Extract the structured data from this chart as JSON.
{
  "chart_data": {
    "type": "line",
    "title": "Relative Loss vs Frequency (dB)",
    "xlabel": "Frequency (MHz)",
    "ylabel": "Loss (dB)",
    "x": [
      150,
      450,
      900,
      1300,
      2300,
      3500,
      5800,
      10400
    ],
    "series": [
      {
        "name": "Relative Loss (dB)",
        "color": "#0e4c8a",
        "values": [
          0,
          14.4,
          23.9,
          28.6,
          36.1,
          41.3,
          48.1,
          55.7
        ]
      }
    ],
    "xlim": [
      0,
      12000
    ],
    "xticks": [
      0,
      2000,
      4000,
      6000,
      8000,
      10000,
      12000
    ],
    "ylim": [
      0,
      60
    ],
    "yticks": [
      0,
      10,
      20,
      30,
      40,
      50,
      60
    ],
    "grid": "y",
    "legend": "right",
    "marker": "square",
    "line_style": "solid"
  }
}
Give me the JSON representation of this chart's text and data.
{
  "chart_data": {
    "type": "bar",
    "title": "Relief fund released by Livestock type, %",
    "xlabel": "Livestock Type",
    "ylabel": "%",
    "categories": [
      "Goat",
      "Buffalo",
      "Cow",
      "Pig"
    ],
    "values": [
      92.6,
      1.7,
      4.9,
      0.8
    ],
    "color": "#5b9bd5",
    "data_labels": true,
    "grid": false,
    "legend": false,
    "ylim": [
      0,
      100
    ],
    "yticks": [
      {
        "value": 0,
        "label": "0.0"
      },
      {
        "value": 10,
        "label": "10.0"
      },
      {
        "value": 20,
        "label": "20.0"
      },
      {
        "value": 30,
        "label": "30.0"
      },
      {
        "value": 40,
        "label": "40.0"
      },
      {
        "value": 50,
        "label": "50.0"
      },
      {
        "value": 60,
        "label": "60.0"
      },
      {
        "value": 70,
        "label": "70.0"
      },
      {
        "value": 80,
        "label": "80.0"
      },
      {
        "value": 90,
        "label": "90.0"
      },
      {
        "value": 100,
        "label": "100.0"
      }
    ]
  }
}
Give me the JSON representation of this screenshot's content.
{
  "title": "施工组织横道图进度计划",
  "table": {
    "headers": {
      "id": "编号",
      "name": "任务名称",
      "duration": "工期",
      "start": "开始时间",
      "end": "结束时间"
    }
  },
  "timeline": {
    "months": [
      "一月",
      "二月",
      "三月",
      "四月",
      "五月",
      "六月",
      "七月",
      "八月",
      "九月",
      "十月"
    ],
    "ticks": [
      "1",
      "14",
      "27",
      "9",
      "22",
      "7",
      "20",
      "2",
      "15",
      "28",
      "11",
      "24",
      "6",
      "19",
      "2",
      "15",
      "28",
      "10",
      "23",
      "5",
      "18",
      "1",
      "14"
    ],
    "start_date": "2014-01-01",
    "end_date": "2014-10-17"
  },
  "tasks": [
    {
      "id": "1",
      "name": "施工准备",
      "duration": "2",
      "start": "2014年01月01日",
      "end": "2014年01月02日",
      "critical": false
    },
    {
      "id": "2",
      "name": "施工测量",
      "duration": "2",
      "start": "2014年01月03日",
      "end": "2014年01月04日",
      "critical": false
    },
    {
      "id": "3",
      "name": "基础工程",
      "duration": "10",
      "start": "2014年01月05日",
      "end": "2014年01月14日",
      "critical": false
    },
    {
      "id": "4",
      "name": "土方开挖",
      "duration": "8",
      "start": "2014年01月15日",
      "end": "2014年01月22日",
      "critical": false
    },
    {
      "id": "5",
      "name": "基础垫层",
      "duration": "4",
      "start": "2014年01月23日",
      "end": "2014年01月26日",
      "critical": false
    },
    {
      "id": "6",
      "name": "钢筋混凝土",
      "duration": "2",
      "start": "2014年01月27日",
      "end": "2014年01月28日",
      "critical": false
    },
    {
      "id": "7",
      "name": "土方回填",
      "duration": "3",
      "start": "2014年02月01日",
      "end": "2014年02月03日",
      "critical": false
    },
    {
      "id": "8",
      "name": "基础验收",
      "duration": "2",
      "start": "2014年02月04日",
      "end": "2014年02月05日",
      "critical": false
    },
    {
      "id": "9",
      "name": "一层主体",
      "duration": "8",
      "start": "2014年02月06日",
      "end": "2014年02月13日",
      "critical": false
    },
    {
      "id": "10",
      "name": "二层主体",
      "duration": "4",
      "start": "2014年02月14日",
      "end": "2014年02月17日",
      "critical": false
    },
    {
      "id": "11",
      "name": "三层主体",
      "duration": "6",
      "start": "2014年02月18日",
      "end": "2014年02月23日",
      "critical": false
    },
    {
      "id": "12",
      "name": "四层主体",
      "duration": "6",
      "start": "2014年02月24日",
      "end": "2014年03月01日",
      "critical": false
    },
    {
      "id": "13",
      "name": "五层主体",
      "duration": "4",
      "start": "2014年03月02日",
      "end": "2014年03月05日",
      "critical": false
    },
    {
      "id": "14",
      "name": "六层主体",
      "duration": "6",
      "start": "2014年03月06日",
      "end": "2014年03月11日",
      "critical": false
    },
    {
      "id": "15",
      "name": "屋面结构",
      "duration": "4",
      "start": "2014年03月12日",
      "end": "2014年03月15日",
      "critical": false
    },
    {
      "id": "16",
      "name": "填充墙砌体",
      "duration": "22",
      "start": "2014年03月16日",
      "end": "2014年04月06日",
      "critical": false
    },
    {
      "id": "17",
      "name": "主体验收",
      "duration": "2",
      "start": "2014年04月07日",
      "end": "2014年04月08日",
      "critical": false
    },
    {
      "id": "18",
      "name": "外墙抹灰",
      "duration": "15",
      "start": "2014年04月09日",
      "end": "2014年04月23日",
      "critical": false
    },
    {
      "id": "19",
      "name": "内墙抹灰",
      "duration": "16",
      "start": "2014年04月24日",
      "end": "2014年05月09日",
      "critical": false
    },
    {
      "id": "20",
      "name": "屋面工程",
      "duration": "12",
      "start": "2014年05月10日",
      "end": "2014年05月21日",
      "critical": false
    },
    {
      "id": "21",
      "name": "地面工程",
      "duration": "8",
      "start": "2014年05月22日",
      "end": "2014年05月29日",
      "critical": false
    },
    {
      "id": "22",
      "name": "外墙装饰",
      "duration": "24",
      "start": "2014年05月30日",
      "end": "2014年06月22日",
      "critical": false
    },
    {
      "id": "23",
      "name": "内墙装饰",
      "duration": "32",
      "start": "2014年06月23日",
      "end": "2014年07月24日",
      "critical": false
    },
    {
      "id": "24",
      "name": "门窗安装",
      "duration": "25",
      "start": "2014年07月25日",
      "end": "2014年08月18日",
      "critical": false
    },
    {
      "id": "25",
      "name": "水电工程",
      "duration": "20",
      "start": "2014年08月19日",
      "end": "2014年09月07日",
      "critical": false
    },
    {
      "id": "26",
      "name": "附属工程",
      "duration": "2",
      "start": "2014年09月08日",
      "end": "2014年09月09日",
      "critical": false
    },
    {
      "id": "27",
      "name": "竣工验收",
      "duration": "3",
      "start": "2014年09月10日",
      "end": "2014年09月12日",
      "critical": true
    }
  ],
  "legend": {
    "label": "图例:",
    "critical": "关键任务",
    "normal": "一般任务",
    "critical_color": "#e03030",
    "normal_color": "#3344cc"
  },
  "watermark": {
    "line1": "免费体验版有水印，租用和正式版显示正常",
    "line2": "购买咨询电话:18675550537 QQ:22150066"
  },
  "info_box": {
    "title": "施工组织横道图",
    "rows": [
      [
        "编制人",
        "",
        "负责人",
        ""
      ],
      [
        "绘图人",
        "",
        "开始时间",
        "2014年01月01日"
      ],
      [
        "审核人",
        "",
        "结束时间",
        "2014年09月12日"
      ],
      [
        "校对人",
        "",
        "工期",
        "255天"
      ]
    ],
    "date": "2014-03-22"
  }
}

What is being asked: The records above are to be repeated exactly, in their entirety.

Solution to the exercise:
Extract the structured data from this chart as JSON.
{
  "chart_data": {
    "type": "line",
    "title": "Relative Loss vs Frequency (dB)",
    "xlabel": "Frequency (MHz)",
    "ylabel": "Loss (dB)",
    "x": [
      150,
      450,
      900,
      1300,
      2300,
      3500,
      5800,
      10400
    ],
    "series": [
      {
        "name": "Relative Loss (dB)",
        "color": "#0e4c8a",
        "values": [
          0,
          14.4,
          23.9,
          28.6,
          36.1,
          41.3,
          48.1,
          55.7
        ]
      }
    ],
    "xlim": [
      0,
      12000
    ],
    "xticks": [
      0,
      2000,
      4000,
      6000,
      8000,
      10000,
      12000
    ],
    "ylim": [
      0,
      60
    ],
    "yticks": [
      0,
      10,
      20,
      30,
      40,
      50,
      60
    ],
    "grid": "y",
    "legend": "right",
    "marker": "square",
    "line_style": "solid"
  }
}
Give me the JSON representation of this chart's text and data.
{
  "chart_data": {
    "type": "bar",
    "title": "Relief fund released by Livestock type, %",
    "xlabel": "Livestock Type",
    "ylabel": "%",
    "categories": [
      "Goat",
      "Buffalo",
      "Cow",
      "Pig"
    ],
    "values": [
      92.6,
      1.7,
      4.9,
      0.8
    ],
    "color": "#5b9bd5",
    "data_labels": true,
    "grid": false,
    "legend": false,
    "ylim": [
      0,
      100
    ],
    "yticks": [
      {
        "value": 0,
        "label": "0.0"
      },
      {
        "value": 10,
        "label": "10.0"
      },
      {
        "value": 20,
        "label": "20.0"
      },
      {
        "value": 30,
        "label": "30.0"
      },
      {
        "value": 40,
        "label": "40.0"
      },
      {
        "value": 50,
        "label": "50.0"
      },
      {
        "value": 60,
        "label": "60.0"
      },
      {
        "value": 70,
        "label": "70.0"
      },
      {
        "value": 80,
        "label": "80.0"
      },
      {
        "value": 90,
        "label": "90.0"
      },
      {
        "value": 100,
        "label": "100.0"
      }
    ]
  }
}
Give me the JSON representation of this screenshot's content.
{
  "title": "施工组织横道图进度计划",
  "table": {
    "headers": {
      "id": "编号",
      "name": "任务名称",
      "duration": "工期",
      "start": "开始时间",
      "end": "结束时间"
    }
  },
  "timeline": {
    "months": [
      "一月",
      "二月",
      "三月",
      "四月",
      "五月",
      "六月",
      "七月",
      "八月",
      "九月",
      "十月"
    ],
    "ticks": [
      "1",
      "14",
      "27",
      "9",
      "22",
      "7",
      "20",
      "2",
      "15",
      "28",
      "11",
      "24",
      "6",
      "19",
      "2",
      "15",
      "28",
      "10",
      "23",
      "5",
      "18",
      "1",
      "14"
    ],
    "start_date": "2014-01-01",
    "end_date": "2014-10-17"
  },
  "tasks": [
    {
      "id": "1",
      "name": "施工准备",
      "duration": "2",
      "start": "2014年01月01日",
      "end": "2014年01月02日",
      "critical": false
    },
    {
      "id": "2",
      "name": "施工测量",
      "duration": "2",
      "start": "2014年01月03日",
      "end": "2014年01月04日",
      "critical": false
    },
    {
      "id": "3",
      "name": "基础工程",
      "duration": "10",
      "start": "2014年01月05日",
      "end": "2014年01月14日",
      "critical": false
    },
    {
      "id": "4",
      "name": "土方开挖",
      "duration": "8",
      "start": "2014年01月15日",
      "end": "2014年01月22日",
      "critical": false
    },
    {
      "id": "5",
      "name": "基础垫层",
      "duration": "4",
      "start": "2014年01月23日",
      "end": "2014年01月26日",
      "critical": false
    },
    {
      "id": "6",
      "name": "钢筋混凝土",
      "duration": "2",
      "start": "2014年01月27日",
      "end": "2014年01月28日",
      "critical": false
    },
    {
      "id": "7",
      "name": "土方回填",
      "duration": "3",
      "start": "2014年02月01日",
      "end": "2014年02月03日",
      "critical": false
    },
    {
      "id": "8",
      "name": "基础验收",
      "duration": "2",
      "start": "2014年02月04日",
      "end": "2014年02月05日",
      "critical": false
    },
    {
      "id": "9",
      "name": "一层主体",
      "duration": "8",
      "start": "2014年02月06日",
      "end": "2014年02月13日",
      "critical": false
    },
    {
      "id": "10",
      "name": "二层主体",
      "duration": "4",
      "start": "2014年02月14日",
      "end": "2014年02月17日",
      "critical": false
    },
    {
      "id": "11",
      "name": "三层主体",
      "duration": "6",
      "start": "2014年02月18日",
      "end": "2014年02月23日",
      "critical": false
    },
    {
      "id": "12",
      "name": "四层主体",
      "duration": "6",
      "start": "2014年02月24日",
      "end": "2014年03月01日",
      "critical": false
    },
    {
      "id": "13",
      "name": "五层主体",
      "duration": "4",
      "start": "2014年03月02日",
      "end": "2014年03月05日",
      "critical": false
    },
    {
      "id": "14",
      "name": "六层主体",
      "duration": "6",
      "start": "2014年03月06日",
      "end": "2014年03月11日",
      "critical": false
    },
    {
      "id": "15",
      "name": "屋面结构",
      "duration": "4",
      "start": "2014年03月12日",
      "end": "2014年03月15日",
      "critical": false
    },
    {
      "id": "16",
      "name": "填充墙砌体",
      "duration": "22",
      "start": "2014年03月16日",
      "end": "2014年04月06日",
      "critical": false
    },
    {
      "id": "17",
      "name": "主体验收",
      "duration": "2",
      "start": "2014年04月07日",
      "end": "2014年04月08日",
      "critical": false
    },
    {
      "id": "18",
      "name": "外墙抹灰",
      "duration": "15",
      "start": "2014年04月09日",
      "end": "2014年04月23日",
      "critical": false
    },
    {
      "id": "19",
      "name": "内墙抹灰",
      "duration": "16",
      "start": "2014年04月24日",
      "end": "2014年05月09日",
      "critical": false
    },
    {
      "id": "20",
      "name": "屋面工程",
      "duration": "12",
      "start": "2014年05月10日",
      "end": "2014年05月21日",
      "critical": false
    },
    {
      "id": "21",
      "name": "地面工程",
      "duration": "8",
      "start": "2014年05月22日",
      "end": "2014年05月29日",
      "critical": false
    },
    {
      "id": "22",
      "name": "外墙装饰",
      "duration": "24",
      "start": "2014年05月30日",
      "end": "2014年06月22日",
      "critical": false
    },
    {
      "id": "23",
      "name": "内墙装饰",
      "duration": "32",
      "start": "2014年06月23日",
      "end": "2014年07月24日",
      "critical": false
    },
    {
      "id": "24",
      "name": "门窗安装",
      "duration": "25",
      "start": "2014年07月25日",
      "end": "2014年08月18日",
      "critical": false
    },
    {
      "id": "25",
      "name": "水电工程",
      "duration": "20",
      "start": "2014年08月19日",
      "end": "2014年09月07日",
      "critical": false
    },
    {
      "id": "26",
      "name": "附属工程",
      "duration": "2",
      "start": "2014年09月08日",
      "end": "2014年09月09日",
      "critical": false
    },
    {
      "id": "27",
      "name": "竣工验收",
      "duration": "3",
      "start": "2014年09月10日",
      "end": "2014年09月12日",
      "critical": true
    }
  ],
  "legend": {
    "label": "图例:",
    "critical": "关键任务",
    "normal": "一般任务",
    "critical_color": "#e03030",
    "normal_color": "#3344cc"
  },
  "watermark": {
    "line1": "免费体验版有水印，租用和正式版显示正常",
    "line2": "购买咨询电话:18675550537 QQ:22150066"
  },
  "info_box": {
    "title": "施工组织横道图",
    "rows": [
      [
        "编制人",
        "",
        "负责人",
        ""
      ],
      [
        "绘图人",
        "",
        "开始时间",
        "2014年01月01日"
      ],
      [
        "审核人",
        "",
        "结束时间",
        "2014年09月12日"
      ],
      [
        "校对人",
        "",
        "工期",
        "255天"
      ]
    ],
    "date": "2014-03-22"
  }
}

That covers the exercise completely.